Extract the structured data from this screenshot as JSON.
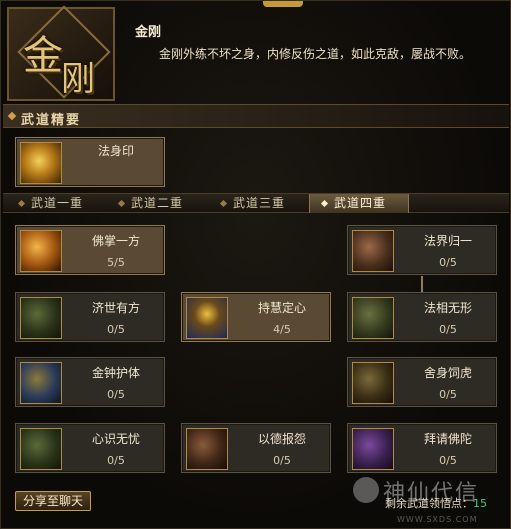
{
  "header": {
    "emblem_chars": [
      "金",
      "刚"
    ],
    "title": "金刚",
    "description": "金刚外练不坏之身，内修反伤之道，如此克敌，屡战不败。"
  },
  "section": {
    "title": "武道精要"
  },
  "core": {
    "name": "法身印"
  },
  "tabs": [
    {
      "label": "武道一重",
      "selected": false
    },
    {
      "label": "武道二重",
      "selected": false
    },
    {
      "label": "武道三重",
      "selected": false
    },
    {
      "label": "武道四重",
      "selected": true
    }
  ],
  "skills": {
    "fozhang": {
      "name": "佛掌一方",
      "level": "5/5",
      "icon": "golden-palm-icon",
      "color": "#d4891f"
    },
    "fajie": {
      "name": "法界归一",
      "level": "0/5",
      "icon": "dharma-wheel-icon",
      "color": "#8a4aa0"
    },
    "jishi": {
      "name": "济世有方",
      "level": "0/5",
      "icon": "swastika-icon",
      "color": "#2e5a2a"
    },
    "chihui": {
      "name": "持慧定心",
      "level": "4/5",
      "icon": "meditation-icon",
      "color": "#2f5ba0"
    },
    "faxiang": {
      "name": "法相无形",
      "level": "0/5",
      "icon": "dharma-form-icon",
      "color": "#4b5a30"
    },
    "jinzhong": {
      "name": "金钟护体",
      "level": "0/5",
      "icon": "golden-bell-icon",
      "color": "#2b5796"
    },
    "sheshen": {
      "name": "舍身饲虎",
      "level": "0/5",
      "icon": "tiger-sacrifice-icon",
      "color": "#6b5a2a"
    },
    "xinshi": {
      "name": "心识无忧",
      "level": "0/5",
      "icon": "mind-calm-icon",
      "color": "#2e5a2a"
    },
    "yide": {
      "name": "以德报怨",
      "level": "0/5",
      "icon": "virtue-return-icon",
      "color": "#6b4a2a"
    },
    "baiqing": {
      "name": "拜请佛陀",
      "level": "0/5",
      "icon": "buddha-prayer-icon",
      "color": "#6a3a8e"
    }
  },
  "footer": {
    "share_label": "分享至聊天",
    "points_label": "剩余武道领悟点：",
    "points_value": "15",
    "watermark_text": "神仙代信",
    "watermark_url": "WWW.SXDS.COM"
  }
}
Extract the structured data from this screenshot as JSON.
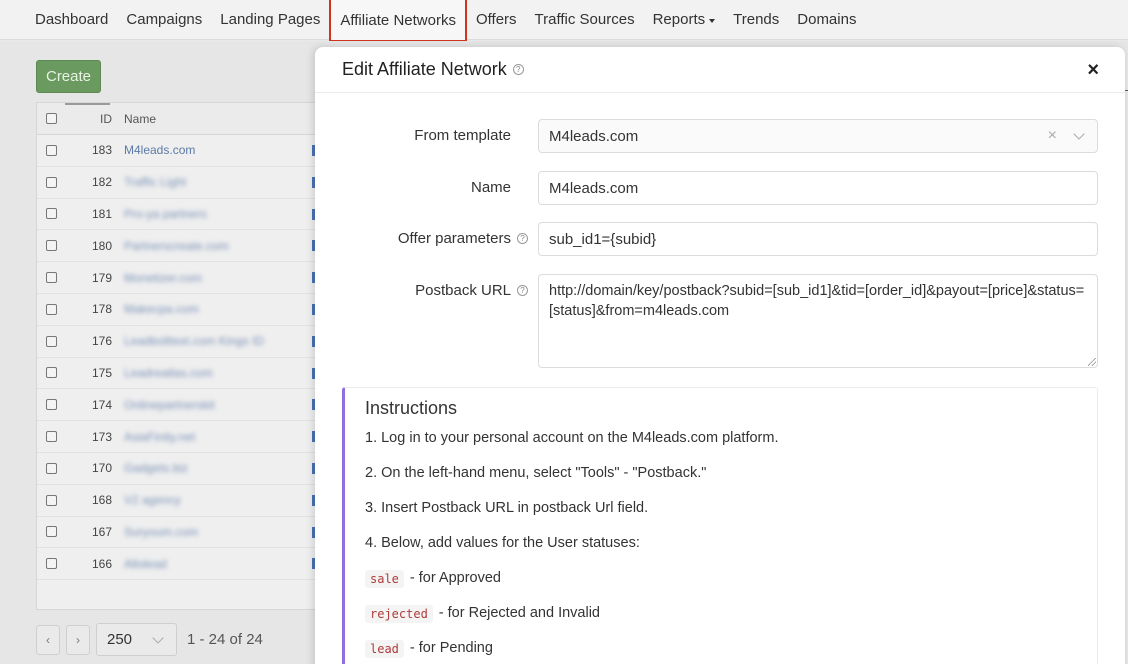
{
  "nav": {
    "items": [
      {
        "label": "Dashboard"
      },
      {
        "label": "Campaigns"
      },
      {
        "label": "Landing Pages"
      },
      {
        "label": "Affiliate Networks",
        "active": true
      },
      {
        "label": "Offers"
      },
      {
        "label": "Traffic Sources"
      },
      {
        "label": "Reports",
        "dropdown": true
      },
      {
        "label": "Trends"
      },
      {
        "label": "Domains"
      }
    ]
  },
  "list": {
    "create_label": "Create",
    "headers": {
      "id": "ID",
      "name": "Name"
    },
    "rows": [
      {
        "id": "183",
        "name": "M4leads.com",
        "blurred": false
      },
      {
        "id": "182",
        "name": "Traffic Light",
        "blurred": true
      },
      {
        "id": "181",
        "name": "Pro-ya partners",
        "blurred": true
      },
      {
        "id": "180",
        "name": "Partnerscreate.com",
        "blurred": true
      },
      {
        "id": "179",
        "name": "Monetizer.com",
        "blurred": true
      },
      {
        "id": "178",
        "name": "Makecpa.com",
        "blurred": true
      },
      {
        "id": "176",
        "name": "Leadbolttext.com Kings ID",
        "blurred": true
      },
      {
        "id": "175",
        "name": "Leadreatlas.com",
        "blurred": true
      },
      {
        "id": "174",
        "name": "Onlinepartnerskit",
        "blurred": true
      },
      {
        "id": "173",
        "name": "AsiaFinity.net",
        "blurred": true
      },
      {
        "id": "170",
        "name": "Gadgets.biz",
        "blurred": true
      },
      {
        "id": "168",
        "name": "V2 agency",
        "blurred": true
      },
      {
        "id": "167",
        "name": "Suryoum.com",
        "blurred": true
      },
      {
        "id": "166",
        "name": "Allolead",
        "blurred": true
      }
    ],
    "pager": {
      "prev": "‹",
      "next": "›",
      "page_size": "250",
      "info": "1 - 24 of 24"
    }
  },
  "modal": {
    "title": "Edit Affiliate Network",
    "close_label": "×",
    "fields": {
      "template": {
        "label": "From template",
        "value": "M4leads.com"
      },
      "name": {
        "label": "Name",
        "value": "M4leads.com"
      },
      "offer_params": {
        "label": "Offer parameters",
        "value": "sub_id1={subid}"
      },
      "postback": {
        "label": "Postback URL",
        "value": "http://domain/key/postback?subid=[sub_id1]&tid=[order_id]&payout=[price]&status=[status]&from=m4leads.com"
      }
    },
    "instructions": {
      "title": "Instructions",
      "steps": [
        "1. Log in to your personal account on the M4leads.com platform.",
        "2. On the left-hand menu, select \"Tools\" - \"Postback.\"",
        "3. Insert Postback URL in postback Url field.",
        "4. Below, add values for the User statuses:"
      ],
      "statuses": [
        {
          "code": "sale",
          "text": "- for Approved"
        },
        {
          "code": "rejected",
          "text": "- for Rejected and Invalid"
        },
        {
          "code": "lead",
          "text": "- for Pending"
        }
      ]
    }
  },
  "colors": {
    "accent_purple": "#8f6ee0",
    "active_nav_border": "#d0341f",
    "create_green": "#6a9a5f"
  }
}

**INSTRUCTIONS TO FOLLOW:** Extract every line above containing the word "Traffic".

**SOLUTION FOR THIS TASK:**
        "label": "Traffic Sources"
        "name": "Traffic Light",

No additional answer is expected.